Review the material line by line. Identify and copy every line that contains the string "area".

[Figure dataset records]

# # # # # # #

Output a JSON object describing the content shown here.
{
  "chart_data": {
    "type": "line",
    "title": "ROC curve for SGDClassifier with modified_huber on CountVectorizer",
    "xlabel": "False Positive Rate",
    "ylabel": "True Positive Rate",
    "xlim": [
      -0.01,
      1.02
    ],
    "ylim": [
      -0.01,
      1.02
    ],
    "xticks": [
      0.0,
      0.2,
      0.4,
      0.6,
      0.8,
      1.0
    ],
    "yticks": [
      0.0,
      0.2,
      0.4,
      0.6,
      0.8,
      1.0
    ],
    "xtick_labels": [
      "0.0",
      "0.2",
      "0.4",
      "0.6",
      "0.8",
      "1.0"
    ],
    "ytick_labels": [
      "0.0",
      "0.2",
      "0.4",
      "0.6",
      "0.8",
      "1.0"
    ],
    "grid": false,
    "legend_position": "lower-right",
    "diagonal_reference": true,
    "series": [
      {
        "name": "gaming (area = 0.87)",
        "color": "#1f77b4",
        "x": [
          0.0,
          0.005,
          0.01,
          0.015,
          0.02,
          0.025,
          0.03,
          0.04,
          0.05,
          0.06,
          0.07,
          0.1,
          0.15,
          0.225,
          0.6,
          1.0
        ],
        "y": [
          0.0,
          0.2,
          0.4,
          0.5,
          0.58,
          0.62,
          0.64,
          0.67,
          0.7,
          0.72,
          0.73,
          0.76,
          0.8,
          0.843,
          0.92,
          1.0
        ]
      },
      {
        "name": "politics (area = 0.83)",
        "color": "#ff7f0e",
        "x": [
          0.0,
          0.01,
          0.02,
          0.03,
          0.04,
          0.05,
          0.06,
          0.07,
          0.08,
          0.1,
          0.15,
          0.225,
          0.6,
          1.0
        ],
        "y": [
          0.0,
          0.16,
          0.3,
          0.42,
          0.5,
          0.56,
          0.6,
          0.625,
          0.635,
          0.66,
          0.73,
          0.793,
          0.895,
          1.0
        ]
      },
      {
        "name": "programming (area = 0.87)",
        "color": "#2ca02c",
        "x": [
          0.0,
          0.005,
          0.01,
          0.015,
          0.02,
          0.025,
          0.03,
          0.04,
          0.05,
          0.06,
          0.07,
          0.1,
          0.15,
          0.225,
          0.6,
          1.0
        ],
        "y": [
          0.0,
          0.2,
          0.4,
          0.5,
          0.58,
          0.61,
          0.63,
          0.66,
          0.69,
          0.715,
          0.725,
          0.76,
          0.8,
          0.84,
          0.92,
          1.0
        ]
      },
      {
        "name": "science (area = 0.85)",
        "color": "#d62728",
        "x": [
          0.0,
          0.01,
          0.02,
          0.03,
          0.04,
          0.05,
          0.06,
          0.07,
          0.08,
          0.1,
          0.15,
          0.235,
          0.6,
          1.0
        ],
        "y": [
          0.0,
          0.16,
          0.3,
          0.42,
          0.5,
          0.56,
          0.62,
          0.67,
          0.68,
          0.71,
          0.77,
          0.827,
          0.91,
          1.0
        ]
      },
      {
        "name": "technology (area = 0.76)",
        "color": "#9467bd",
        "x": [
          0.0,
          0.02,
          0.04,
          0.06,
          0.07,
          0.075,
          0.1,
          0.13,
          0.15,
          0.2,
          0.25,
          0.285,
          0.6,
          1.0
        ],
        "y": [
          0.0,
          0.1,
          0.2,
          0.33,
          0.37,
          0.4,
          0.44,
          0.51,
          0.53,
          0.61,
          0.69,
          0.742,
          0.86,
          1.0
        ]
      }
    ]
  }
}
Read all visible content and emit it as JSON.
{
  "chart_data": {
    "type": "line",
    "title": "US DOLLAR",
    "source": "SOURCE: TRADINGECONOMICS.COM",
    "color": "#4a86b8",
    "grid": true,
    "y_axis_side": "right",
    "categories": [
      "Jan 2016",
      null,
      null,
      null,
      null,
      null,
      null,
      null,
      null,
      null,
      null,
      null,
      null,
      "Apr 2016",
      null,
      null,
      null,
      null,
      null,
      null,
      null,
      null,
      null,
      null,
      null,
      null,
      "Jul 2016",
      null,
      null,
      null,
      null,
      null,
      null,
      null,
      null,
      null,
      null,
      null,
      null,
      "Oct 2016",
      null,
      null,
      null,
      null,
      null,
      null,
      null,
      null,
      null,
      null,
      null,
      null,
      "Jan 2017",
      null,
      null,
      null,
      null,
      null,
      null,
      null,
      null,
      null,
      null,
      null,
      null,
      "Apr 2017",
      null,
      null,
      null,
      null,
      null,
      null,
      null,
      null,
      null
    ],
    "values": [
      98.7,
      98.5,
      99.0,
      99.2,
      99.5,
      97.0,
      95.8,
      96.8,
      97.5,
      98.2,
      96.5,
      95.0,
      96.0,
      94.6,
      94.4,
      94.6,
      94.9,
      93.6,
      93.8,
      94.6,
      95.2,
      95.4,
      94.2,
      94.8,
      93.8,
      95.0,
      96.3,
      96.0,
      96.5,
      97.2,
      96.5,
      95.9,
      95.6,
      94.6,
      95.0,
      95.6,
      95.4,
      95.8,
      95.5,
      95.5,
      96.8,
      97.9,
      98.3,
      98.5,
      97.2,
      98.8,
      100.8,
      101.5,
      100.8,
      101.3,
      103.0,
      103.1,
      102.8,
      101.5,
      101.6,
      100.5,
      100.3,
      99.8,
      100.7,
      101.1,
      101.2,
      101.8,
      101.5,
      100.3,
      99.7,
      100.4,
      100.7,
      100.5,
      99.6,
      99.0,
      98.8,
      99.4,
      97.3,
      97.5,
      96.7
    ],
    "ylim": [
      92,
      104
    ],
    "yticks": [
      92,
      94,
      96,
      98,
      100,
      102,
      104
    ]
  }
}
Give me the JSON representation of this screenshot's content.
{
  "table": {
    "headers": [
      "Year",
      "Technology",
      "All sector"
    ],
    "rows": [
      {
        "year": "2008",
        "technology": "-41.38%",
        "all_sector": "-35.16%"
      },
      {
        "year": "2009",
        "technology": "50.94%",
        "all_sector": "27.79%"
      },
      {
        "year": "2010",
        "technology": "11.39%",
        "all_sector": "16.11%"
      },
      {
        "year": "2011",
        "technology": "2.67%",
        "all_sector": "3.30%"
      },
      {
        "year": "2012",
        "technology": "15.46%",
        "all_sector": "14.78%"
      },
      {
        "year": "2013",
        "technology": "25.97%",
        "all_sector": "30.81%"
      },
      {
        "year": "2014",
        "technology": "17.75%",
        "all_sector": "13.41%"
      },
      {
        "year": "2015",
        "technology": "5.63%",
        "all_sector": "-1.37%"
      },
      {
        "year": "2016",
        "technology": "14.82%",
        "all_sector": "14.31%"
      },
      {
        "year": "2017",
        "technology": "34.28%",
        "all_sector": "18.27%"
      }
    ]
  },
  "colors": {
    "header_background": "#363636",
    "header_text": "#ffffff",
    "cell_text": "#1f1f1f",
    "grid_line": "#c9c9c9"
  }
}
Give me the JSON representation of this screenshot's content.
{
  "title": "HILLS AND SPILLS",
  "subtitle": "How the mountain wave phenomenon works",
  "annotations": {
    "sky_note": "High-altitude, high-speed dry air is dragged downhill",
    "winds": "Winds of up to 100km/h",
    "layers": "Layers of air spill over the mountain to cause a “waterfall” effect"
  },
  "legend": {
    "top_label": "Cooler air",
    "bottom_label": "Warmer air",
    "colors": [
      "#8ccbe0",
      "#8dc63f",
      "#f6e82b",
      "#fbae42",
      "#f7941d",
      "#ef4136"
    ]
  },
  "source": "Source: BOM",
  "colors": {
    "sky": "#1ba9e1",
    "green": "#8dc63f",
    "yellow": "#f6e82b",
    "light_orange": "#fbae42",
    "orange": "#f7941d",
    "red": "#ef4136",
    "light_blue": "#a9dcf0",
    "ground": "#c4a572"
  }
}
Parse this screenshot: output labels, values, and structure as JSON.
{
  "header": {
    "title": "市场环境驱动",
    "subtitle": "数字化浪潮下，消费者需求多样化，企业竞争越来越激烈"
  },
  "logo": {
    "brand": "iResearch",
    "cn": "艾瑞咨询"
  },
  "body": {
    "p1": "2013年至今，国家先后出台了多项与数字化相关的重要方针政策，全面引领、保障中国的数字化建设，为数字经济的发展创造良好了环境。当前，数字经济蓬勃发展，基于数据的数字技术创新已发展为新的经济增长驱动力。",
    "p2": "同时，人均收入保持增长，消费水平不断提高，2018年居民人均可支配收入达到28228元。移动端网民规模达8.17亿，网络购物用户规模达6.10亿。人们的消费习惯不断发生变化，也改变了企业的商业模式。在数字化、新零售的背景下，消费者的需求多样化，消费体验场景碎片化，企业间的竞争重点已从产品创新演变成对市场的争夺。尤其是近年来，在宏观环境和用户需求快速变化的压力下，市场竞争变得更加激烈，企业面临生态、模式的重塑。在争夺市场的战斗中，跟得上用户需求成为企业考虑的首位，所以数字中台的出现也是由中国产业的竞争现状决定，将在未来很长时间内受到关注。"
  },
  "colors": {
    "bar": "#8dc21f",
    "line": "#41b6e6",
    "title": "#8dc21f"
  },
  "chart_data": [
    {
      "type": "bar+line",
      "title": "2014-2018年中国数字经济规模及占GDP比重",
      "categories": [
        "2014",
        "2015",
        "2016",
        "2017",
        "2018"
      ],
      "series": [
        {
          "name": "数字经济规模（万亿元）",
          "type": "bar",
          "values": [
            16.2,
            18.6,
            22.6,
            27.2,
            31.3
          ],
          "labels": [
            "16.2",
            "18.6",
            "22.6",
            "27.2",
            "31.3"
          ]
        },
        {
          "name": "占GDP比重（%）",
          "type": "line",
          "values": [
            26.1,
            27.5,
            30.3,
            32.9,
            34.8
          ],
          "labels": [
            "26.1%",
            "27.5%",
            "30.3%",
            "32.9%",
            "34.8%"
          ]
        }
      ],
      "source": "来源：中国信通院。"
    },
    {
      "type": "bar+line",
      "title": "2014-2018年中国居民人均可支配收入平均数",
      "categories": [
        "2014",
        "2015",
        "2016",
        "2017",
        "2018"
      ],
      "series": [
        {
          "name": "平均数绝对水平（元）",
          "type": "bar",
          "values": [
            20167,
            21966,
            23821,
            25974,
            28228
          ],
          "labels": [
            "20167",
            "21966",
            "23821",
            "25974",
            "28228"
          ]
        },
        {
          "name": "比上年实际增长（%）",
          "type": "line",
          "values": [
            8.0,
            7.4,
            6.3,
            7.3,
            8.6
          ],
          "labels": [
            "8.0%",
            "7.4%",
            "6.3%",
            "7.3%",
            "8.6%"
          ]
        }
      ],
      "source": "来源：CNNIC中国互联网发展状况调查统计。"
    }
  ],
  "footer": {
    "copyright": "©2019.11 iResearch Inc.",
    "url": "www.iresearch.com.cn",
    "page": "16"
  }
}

# # # # # # #

▶ _Reply_:
        "name": "gaming (area = 0.87)",
        "name": "politics (area = 0.83)",
        "name": "programming (area = 0.87)",
        "name": "science (area = 0.85)",
        "name": "technology (area = 0.76)",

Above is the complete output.